SHORT EXERCISE:
Every entry below should be repeated exactly; the pictures should not.

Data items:
- - -
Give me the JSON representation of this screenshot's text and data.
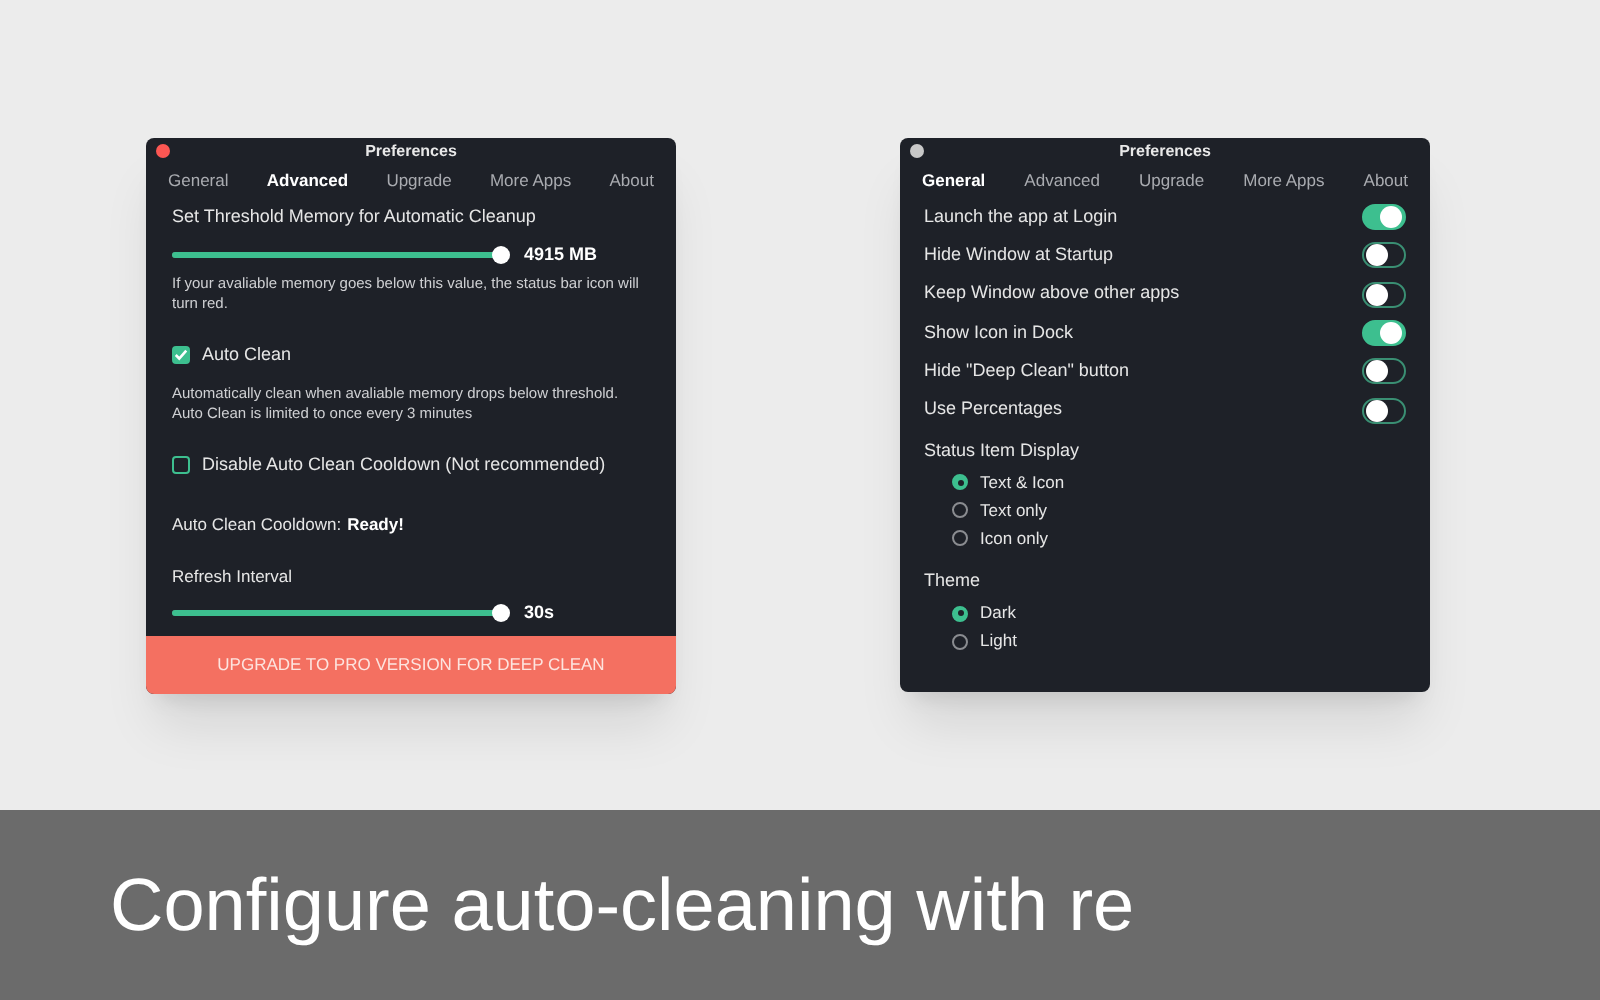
{
  "left_window": {
    "title": "Preferences",
    "focused": true,
    "tabs": [
      {
        "label": "General",
        "selected": false
      },
      {
        "label": "Advanced",
        "selected": true
      },
      {
        "label": "Upgrade",
        "selected": false
      },
      {
        "label": "More Apps",
        "selected": false
      },
      {
        "label": "About",
        "selected": false
      }
    ],
    "threshold": {
      "label": "Set Threshold Memory for Automatic Cleanup",
      "level": 1.0,
      "reading": "4915 MB",
      "note": "If your avaliable memory goes below this value, the status bar icon will turn red."
    },
    "auto_clean": {
      "label": "Auto Clean",
      "checked": true,
      "note": "Automatically clean when avaliable memory drops below threshold. Auto Clean is limited to once every 3 minutes"
    },
    "disable_cooldown": {
      "label": "Disable Auto Clean Cooldown (Not recommended)",
      "checked": false
    },
    "cooldown_status": {
      "label": "Auto Clean Cooldown:",
      "value": "Ready!"
    },
    "refresh": {
      "label": "Refresh Interval",
      "level": 1.0,
      "reading": "30s"
    },
    "upgrade_button": "UPGRADE TO PRO VERSION FOR DEEP CLEAN"
  },
  "right_window": {
    "title": "Preferences",
    "focused": false,
    "tabs": [
      {
        "label": "General",
        "selected": true
      },
      {
        "label": "Advanced",
        "selected": false
      },
      {
        "label": "Upgrade",
        "selected": false
      },
      {
        "label": "More Apps",
        "selected": false
      },
      {
        "label": "About",
        "selected": false
      }
    ],
    "toggles": [
      {
        "label": "Launch the app at Login",
        "on": true
      },
      {
        "label": "Hide Window at Startup",
        "on": false
      },
      {
        "label": "Keep Window above other apps",
        "on": false
      },
      {
        "label": "Show Icon in Dock",
        "on": true
      },
      {
        "label": "Hide \"Deep Clean\" button",
        "on": false
      },
      {
        "label": "Use Percentages",
        "on": false
      }
    ],
    "groups": [
      {
        "title": "Status Item Display",
        "options": [
          {
            "label": "Text & Icon",
            "selected": true
          },
          {
            "label": "Text only",
            "selected": false
          },
          {
            "label": "Icon only",
            "selected": false
          }
        ]
      },
      {
        "title": "Theme",
        "options": [
          {
            "label": "Dark",
            "selected": true
          },
          {
            "label": "Light",
            "selected": false
          }
        ]
      }
    ]
  },
  "caption": "Configure auto-cleaning with re"
}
- - -
REPLY TO THE TASK:
Give me the JSON representation of this screenshot's text and data.
{
  "left_window": {
    "title": "Preferences",
    "focused": true,
    "tabs": [
      {
        "label": "General",
        "selected": false
      },
      {
        "label": "Advanced",
        "selected": true
      },
      {
        "label": "Upgrade",
        "selected": false
      },
      {
        "label": "More Apps",
        "selected": false
      },
      {
        "label": "About",
        "selected": false
      }
    ],
    "threshold": {
      "label": "Set Threshold Memory for Automatic Cleanup",
      "level": 1.0,
      "reading": "4915 MB",
      "note": "If your avaliable memory goes below this value, the status bar icon will turn red."
    },
    "auto_clean": {
      "label": "Auto Clean",
      "checked": true,
      "note": "Automatically clean when avaliable memory drops below threshold. Auto Clean is limited to once every 3 minutes"
    },
    "disable_cooldown": {
      "label": "Disable Auto Clean Cooldown (Not recommended)",
      "checked": false
    },
    "cooldown_status": {
      "label": "Auto Clean Cooldown:",
      "value": "Ready!"
    },
    "refresh": {
      "label": "Refresh Interval",
      "level": 1.0,
      "reading": "30s"
    },
    "upgrade_button": "UPGRADE TO PRO VERSION FOR DEEP CLEAN"
  },
  "right_window": {
    "title": "Preferences",
    "focused": false,
    "tabs": [
      {
        "label": "General",
        "selected": true
      },
      {
        "label": "Advanced",
        "selected": false
      },
      {
        "label": "Upgrade",
        "selected": false
      },
      {
        "label": "More Apps",
        "selected": false
      },
      {
        "label": "About",
        "selected": false
      }
    ],
    "toggles": [
      {
        "label": "Launch the app at Login",
        "on": true
      },
      {
        "label": "Hide Window at Startup",
        "on": false
      },
      {
        "label": "Keep Window above other apps",
        "on": false
      },
      {
        "label": "Show Icon in Dock",
        "on": true
      },
      {
        "label": "Hide \"Deep Clean\" button",
        "on": false
      },
      {
        "label": "Use Percentages",
        "on": false
      }
    ],
    "groups": [
      {
        "title": "Status Item Display",
        "options": [
          {
            "label": "Text & Icon",
            "selected": true
          },
          {
            "label": "Text only",
            "selected": false
          },
          {
            "label": "Icon only",
            "selected": false
          }
        ]
      },
      {
        "title": "Theme",
        "options": [
          {
            "label": "Dark",
            "selected": true
          },
          {
            "label": "Light",
            "selected": false
          }
        ]
      }
    ]
  },
  "caption": "Configure auto-cleaning with re"
}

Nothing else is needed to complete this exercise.